Print the entries that appear below, exactly as written and without their pictures.

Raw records
>>>>
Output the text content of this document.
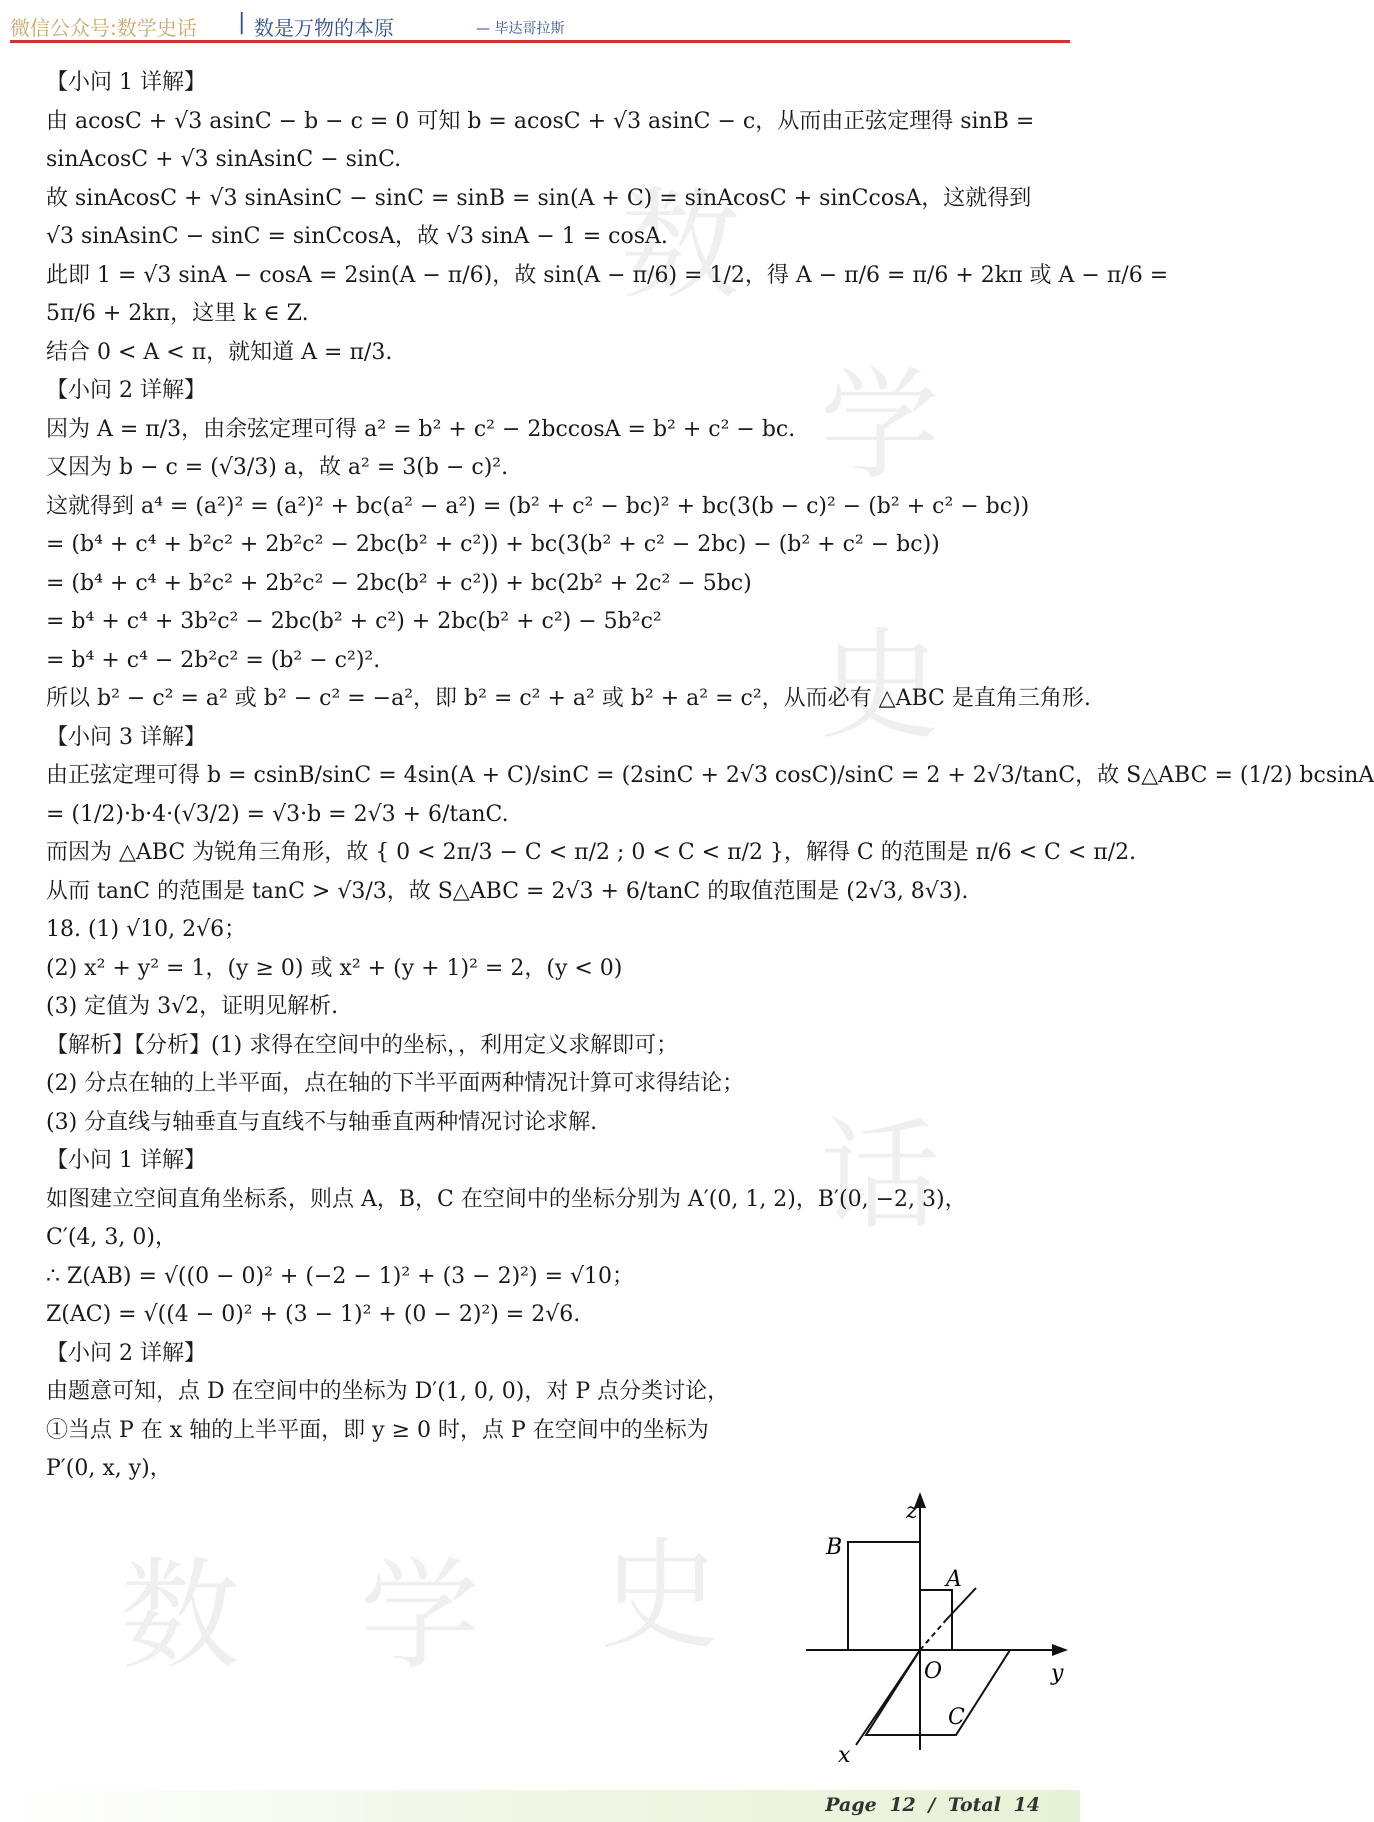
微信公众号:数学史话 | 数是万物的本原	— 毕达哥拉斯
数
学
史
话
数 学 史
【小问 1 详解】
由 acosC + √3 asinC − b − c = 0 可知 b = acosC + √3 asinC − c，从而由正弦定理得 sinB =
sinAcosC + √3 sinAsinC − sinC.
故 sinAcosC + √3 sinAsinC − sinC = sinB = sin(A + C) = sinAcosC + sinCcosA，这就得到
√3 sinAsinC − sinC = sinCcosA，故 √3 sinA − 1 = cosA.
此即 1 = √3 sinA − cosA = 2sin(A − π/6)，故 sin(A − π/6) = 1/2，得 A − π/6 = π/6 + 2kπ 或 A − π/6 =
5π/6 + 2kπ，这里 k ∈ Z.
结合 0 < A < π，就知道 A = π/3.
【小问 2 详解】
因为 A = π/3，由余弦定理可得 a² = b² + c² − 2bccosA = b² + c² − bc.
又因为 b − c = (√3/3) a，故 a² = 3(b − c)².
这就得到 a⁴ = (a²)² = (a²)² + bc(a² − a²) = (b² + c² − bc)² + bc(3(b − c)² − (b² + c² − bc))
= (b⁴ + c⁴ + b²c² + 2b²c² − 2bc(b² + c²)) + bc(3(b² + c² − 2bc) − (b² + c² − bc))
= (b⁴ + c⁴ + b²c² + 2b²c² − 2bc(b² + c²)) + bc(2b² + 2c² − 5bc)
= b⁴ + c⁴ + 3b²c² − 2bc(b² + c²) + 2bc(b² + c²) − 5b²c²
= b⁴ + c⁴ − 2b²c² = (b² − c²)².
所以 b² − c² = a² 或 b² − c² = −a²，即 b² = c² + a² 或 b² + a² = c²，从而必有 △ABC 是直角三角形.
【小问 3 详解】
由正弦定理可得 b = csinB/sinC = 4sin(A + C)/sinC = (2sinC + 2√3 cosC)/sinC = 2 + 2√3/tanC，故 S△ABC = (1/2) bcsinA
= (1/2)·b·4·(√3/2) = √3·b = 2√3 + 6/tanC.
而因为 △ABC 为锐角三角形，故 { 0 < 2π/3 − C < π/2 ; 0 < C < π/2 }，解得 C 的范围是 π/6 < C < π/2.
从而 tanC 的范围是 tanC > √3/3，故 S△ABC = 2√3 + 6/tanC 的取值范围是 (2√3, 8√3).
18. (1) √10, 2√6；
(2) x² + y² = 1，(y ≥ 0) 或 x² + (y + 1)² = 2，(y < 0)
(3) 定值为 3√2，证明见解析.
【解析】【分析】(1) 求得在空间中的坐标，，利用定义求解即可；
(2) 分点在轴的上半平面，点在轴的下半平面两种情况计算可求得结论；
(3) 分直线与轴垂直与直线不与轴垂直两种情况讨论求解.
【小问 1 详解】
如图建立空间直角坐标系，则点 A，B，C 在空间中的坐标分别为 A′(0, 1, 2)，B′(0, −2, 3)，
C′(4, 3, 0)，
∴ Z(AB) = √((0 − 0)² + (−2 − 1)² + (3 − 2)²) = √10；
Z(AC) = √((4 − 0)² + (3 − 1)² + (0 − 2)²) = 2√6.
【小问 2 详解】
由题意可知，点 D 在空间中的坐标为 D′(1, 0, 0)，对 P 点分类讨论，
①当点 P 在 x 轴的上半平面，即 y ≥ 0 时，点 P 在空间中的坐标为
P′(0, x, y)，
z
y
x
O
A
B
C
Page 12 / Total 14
<<<<
**Answer for the task**
Output the text content of this document.
微信公众号:数学史话 | 数是万物的本原	— 毕达哥拉斯
数
学
史
话
数 学 史
【小问 1 详解】
由 acosC + √3 asinC − b − c = 0 可知 b = acosC + √3 asinC − c，从而由正弦定理得 sinB =
sinAcosC + √3 sinAsinC − sinC.
故 sinAcosC + √3 sinAsinC − sinC = sinB = sin(A + C) = sinAcosC + sinCcosA，这就得到
√3 sinAsinC − sinC = sinCcosA，故 √3 sinA − 1 = cosA.
此即 1 = √3 sinA − cosA = 2sin(A − π/6)，故 sin(A − π/6) = 1/2，得 A − π/6 = π/6 + 2kπ 或 A − π/6 =
5π/6 + 2kπ，这里 k ∈ Z.
结合 0 < A < π，就知道 A = π/3.
【小问 2 详解】
因为 A = π/3，由余弦定理可得 a² = b² + c² − 2bccosA = b² + c² − bc.
又因为 b − c = (√3/3) a，故 a² = 3(b − c)².
这就得到 a⁴ = (a²)² = (a²)² + bc(a² − a²) = (b² + c² − bc)² + bc(3(b − c)² − (b² + c² − bc))
= (b⁴ + c⁴ + b²c² + 2b²c² − 2bc(b² + c²)) + bc(3(b² + c² − 2bc) − (b² + c² − bc))
= (b⁴ + c⁴ + b²c² + 2b²c² − 2bc(b² + c²)) + bc(2b² + 2c² − 5bc)
= b⁴ + c⁴ + 3b²c² − 2bc(b² + c²) + 2bc(b² + c²) − 5b²c²
= b⁴ + c⁴ − 2b²c² = (b² − c²)².
所以 b² − c² = a² 或 b² − c² = −a²，即 b² = c² + a² 或 b² + a² = c²，从而必有 △ABC 是直角三角形.
【小问 3 详解】
由正弦定理可得 b = csinB/sinC = 4sin(A + C)/sinC = (2sinC + 2√3 cosC)/sinC = 2 + 2√3/tanC，故 S△ABC = (1/2) bcsinA
= (1/2)·b·4·(√3/2) = √3·b = 2√3 + 6/tanC.
而因为 △ABC 为锐角三角形，故 { 0 < 2π/3 − C < π/2 ; 0 < C < π/2 }，解得 C 的范围是 π/6 < C < π/2.
从而 tanC 的范围是 tanC > √3/3，故 S△ABC = 2√3 + 6/tanC 的取值范围是 (2√3, 8√3).
18. (1) √10, 2√6；
(2) x² + y² = 1，(y ≥ 0) 或 x² + (y + 1)² = 2，(y < 0)
(3) 定值为 3√2，证明见解析.
【解析】【分析】(1) 求得在空间中的坐标，，利用定义求解即可；
(2) 分点在轴的上半平面，点在轴的下半平面两种情况计算可求得结论；
(3) 分直线与轴垂直与直线不与轴垂直两种情况讨论求解.
【小问 1 详解】
如图建立空间直角坐标系，则点 A，B，C 在空间中的坐标分别为 A′(0, 1, 2)，B′(0, −2, 3)，
C′(4, 3, 0)，
∴ Z(AB) = √((0 − 0)² + (−2 − 1)² + (3 − 2)²) = √10；
Z(AC) = √((4 − 0)² + (3 − 1)² + (0 − 2)²) = 2√6.
【小问 2 详解】
由题意可知，点 D 在空间中的坐标为 D′(1, 0, 0)，对 P 点分类讨论，
①当点 P 在 x 轴的上半平面，即 y ≥ 0 时，点 P 在空间中的坐标为
P′(0, x, y)，
z
y
x
O
A
B
C
Page 12 / Total 14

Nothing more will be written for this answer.